### WRITTEN EXERCISE
Look through the listing below and give the number of lines that hold "this". Say nothing more.

### GIVEN DATA
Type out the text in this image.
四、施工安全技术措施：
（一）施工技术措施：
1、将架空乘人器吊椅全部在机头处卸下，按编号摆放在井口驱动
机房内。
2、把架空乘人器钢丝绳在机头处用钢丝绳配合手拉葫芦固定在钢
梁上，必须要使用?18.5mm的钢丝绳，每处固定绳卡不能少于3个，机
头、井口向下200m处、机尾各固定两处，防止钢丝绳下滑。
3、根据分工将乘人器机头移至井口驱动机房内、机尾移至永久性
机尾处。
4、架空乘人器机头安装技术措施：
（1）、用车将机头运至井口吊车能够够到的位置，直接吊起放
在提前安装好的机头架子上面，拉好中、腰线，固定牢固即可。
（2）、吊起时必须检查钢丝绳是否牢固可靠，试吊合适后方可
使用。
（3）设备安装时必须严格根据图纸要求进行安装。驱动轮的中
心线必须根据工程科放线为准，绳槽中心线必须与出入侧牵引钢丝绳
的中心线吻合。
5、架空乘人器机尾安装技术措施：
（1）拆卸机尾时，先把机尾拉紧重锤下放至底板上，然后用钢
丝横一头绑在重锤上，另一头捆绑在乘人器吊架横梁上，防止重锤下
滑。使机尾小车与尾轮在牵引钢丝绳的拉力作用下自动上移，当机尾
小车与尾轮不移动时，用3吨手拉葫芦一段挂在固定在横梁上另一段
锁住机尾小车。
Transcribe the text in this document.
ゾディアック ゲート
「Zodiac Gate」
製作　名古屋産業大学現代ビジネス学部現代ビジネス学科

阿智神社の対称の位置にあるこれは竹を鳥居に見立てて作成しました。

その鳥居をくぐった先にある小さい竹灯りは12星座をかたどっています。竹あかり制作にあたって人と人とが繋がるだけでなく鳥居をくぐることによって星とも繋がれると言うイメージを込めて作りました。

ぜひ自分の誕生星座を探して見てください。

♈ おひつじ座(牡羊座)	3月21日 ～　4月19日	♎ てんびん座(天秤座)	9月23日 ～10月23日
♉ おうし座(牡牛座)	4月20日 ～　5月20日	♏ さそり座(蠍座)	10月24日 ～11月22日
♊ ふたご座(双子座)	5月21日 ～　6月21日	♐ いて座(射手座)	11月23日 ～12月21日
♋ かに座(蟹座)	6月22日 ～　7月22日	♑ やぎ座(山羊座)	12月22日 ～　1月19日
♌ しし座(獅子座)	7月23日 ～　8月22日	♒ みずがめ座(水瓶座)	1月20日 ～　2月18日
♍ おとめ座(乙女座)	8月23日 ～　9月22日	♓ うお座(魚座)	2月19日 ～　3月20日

--

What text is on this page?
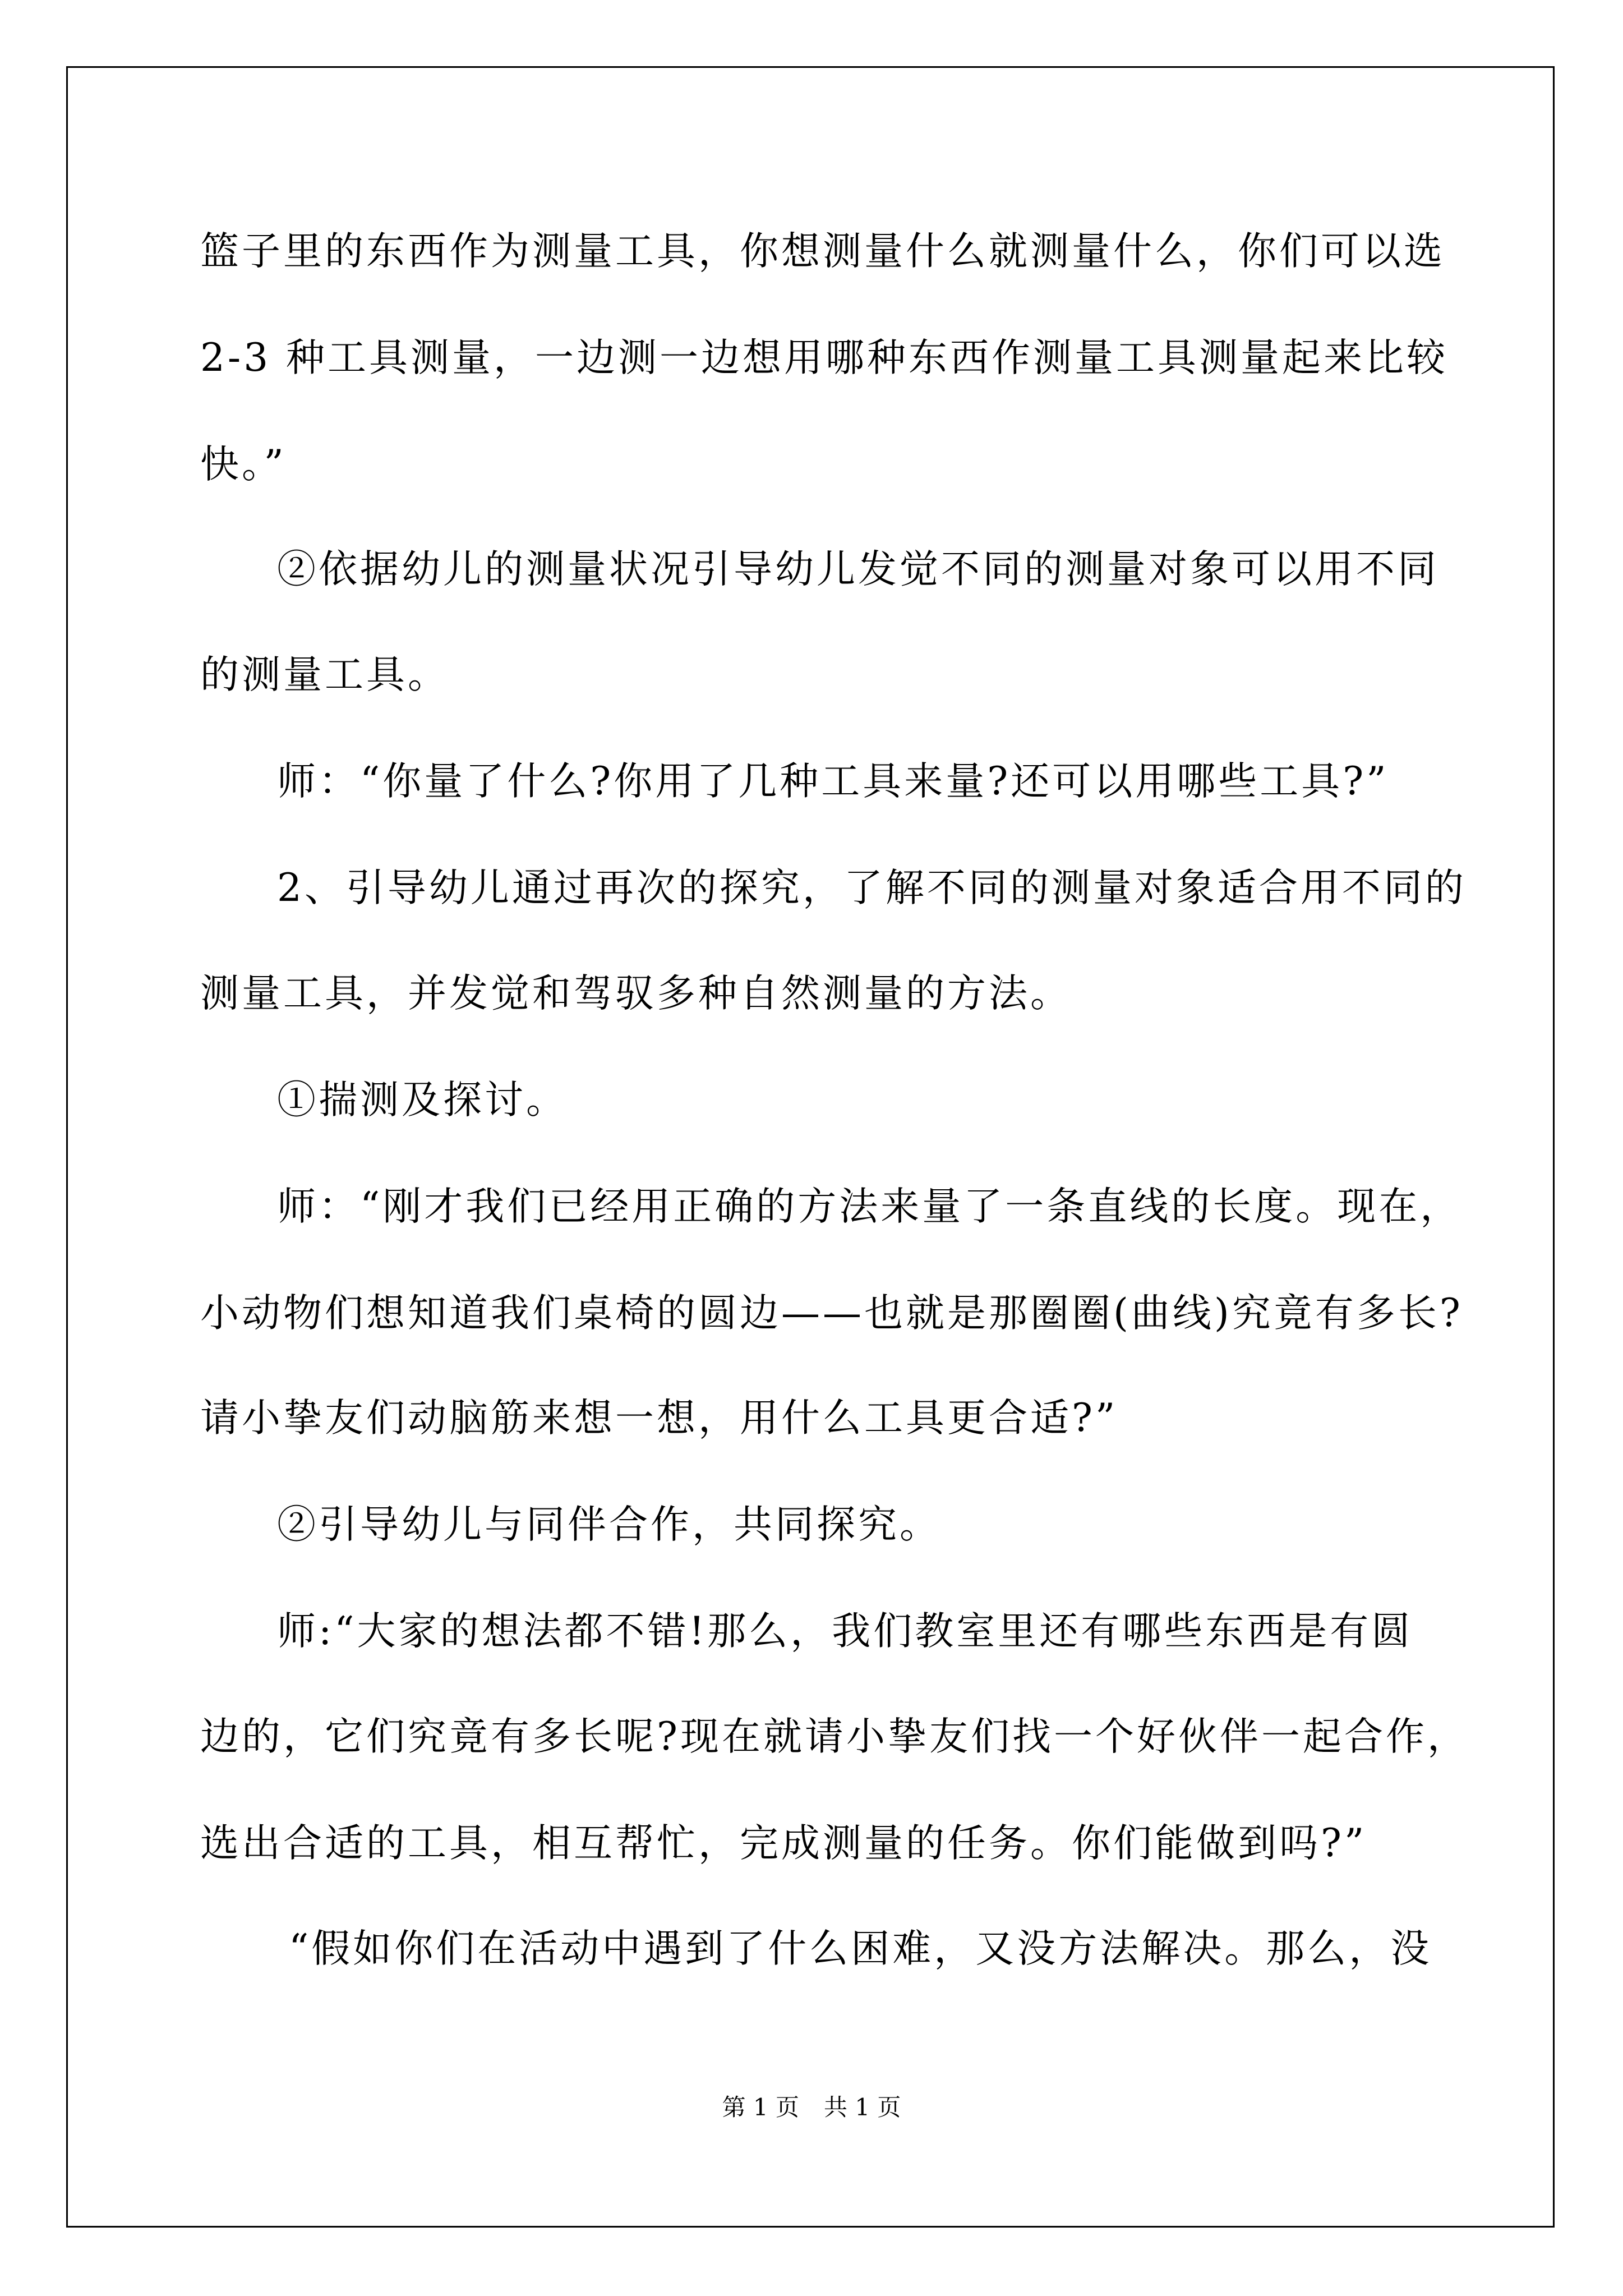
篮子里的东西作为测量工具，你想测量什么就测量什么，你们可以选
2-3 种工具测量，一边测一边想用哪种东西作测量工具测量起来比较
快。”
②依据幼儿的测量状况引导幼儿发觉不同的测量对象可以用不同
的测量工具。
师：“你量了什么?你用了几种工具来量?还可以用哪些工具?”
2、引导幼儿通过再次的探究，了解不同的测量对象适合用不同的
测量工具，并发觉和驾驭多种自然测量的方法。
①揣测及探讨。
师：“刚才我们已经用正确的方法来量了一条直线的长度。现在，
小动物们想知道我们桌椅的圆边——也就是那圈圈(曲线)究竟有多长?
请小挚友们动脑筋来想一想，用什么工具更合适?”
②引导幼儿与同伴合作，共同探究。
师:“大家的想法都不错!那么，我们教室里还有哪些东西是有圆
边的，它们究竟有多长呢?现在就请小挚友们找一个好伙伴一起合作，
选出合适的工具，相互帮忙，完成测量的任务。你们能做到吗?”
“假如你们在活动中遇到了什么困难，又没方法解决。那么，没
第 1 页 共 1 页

### OUTPUT OF THE EXERCISE
3